§ **Provided material**:
####################
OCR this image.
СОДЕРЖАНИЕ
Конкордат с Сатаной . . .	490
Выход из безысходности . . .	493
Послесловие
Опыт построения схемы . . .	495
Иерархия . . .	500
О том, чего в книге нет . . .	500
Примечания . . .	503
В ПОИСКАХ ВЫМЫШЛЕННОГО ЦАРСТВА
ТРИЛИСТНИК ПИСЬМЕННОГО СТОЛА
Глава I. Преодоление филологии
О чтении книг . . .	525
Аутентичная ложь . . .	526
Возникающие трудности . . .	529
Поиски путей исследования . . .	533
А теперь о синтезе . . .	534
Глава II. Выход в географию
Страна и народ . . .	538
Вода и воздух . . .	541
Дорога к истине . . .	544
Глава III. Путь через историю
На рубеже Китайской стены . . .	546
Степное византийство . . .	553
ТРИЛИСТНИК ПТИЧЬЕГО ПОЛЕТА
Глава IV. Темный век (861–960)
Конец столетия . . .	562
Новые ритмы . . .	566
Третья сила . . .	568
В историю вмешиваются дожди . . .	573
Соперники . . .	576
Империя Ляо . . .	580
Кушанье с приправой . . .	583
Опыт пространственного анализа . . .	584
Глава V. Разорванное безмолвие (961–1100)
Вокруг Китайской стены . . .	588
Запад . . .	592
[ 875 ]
####################
§ **Required work**:
Write out every record shown above, word for word.

§ **Output of the task**:
OCR this image.
СОДЕРЖАНИЕ
Конкордат с Сатаной . . .	490
Выход из безысходности . . .	493
Послесловие
Опыт построения схемы . . .	495
Иерархия . . .	500
О том, чего в книге нет . . .	500
Примечания . . .	503
В ПОИСКАХ ВЫМЫШЛЕННОГО ЦАРСТВА
ТРИЛИСТНИК ПИСЬМЕННОГО СТОЛА
Глава I. Преодоление филологии
О чтении книг . . .	525
Аутентичная ложь . . .	526
Возникающие трудности . . .	529
Поиски путей исследования . . .	533
А теперь о синтезе . . .	534
Глава II. Выход в географию
Страна и народ . . .	538
Вода и воздух . . .	541
Дорога к истине . . .	544
Глава III. Путь через историю
На рубеже Китайской стены . . .	546
Степное византийство . . .	553
ТРИЛИСТНИК ПТИЧЬЕГО ПОЛЕТА
Глава IV. Темный век (861–960)
Конец столетия . . .	562
Новые ритмы . . .	566
Третья сила . . .	568
В историю вмешиваются дожди . . .	573
Соперники . . .	576
Империя Ляо . . .	580
Кушанье с приправой . . .	583
Опыт пространственного анализа . . .	584
Глава V. Разорванное безмолвие (961–1100)
Вокруг Китайской стены . . .	588
Запад . . .	592
[ 875 ]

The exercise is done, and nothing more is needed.